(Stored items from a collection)
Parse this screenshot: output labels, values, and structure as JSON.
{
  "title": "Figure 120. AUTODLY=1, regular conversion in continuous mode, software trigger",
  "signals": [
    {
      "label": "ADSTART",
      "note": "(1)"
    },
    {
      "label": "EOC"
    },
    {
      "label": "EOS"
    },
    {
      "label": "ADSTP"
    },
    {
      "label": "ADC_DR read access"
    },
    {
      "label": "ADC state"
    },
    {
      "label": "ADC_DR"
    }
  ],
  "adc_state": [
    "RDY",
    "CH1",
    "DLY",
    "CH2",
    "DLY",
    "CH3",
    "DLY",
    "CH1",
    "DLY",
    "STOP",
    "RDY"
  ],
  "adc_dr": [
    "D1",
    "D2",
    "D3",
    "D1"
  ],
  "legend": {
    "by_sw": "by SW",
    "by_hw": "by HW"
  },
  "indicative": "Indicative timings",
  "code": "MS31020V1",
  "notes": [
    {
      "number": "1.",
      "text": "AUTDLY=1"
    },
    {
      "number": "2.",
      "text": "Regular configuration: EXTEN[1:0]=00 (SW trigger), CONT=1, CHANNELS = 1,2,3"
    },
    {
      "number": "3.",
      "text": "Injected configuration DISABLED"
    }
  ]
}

* [What to work on] Show each line in the entries that holds the string "text".

* [Result of this task]
      "text": "AUTDLY=1"
      "text": "Regular configuration: EXTEN[1:0]=00 (SW trigger), CONT=1, CHANNELS = 1,2,3"
      "text": "Injected configuration DISABLED"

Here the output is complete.